Exercise instructions —
Go through the listing and set it down exactly, leaving out its pictures.

____ Data to use

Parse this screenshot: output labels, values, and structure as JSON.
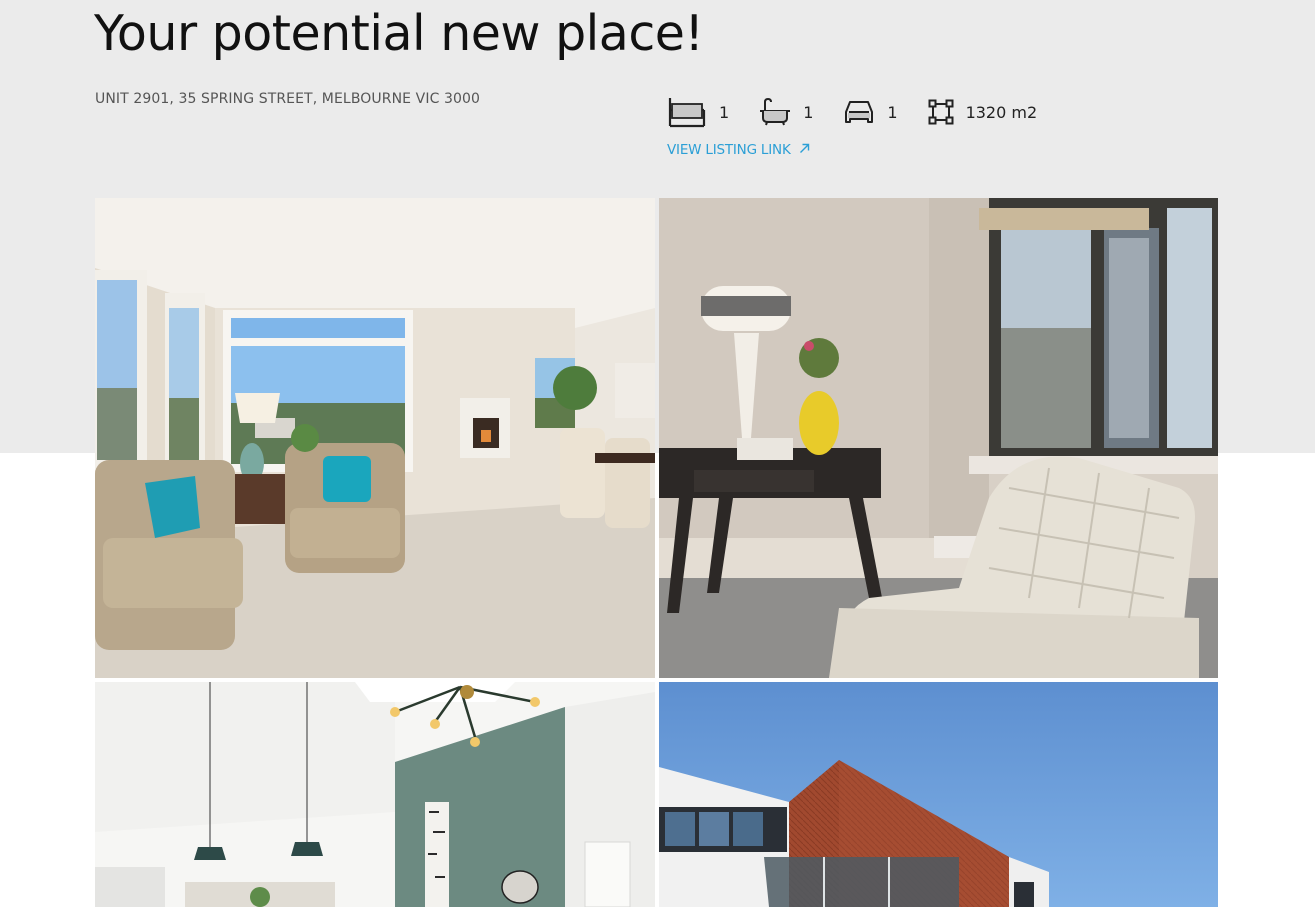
{
  "listing": {
    "title": "Your potential new place!",
    "address": "UNIT 2901, 35 SPRING STREET, MELBOURNE VIC 3000",
    "link_label": "VIEW LISTING LINK",
    "features": [
      {
        "icon": "bed-icon",
        "value": "1"
      },
      {
        "icon": "bath-icon",
        "value": "1"
      },
      {
        "icon": "car-icon",
        "value": "1"
      },
      {
        "icon": "area-icon",
        "value": "1320 m2"
      }
    ]
  },
  "colors": {
    "hero_background": "#ebebeb",
    "link": "#2b9fd6",
    "text": "#111111"
  },
  "gallery": {
    "photos": [
      {
        "subject": "living room with armchairs and large windows"
      },
      {
        "subject": "corner with side table, lamp, and white leather chair"
      },
      {
        "subject": "room with pendant lights and green accent wall"
      },
      {
        "subject": "modern building exterior with copper facade"
      }
    ]
  }
}
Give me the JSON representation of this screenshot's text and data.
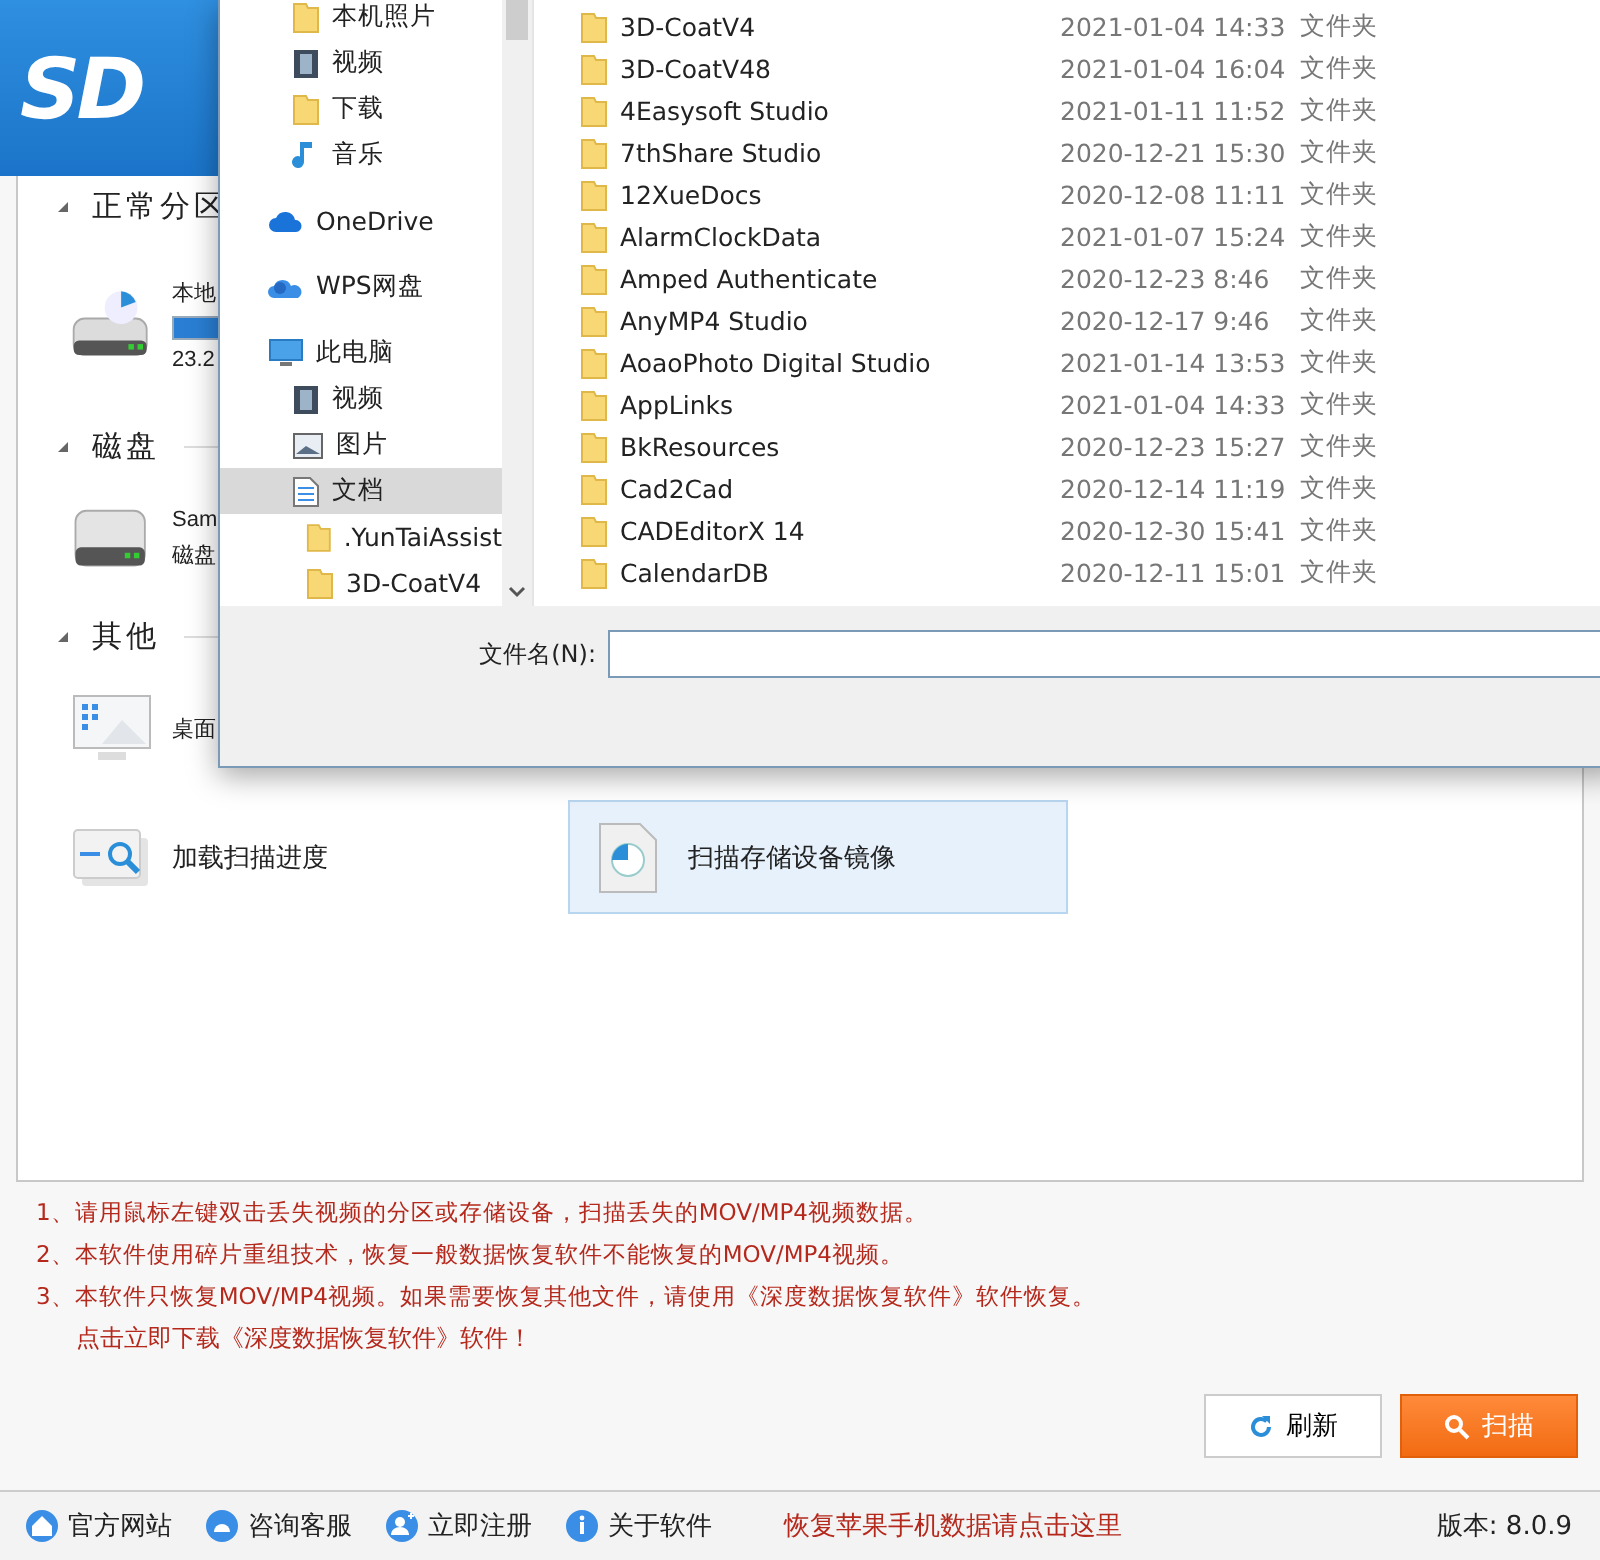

________

Solution —
Parse this screenshot: output labels, values, and structure as JSON.
{
  "listing": {
    "title": "Your potential new place!",
    "address": "UNIT 2901, 35 SPRING STREET, MELBOURNE VIC 3000",
    "link_label": "VIEW LISTING LINK",
    "features": [
      {
        "icon": "bed-icon",
        "value": "1"
      },
      {
        "icon": "bath-icon",
        "value": "1"
      },
      {
        "icon": "car-icon",
        "value": "1"
      },
      {
        "icon": "area-icon",
        "value": "1320 m2"
      }
    ]
  },
  "colors": {
    "hero_background": "#ebebeb",
    "link": "#2b9fd6",
    "text": "#111111"
  },
  "gallery": {
    "photos": [
      {
        "subject": "living room with armchairs and large windows"
      },
      {
        "subject": "corner with side table, lamp, and white leather chair"
      },
      {
        "subject": "room with pendant lights and green accent wall"
      },
      {
        "subject": "modern building exterior with copper facade"
      }
    ]
  }
}
Give me the JSON representation of this screenshot's text and data.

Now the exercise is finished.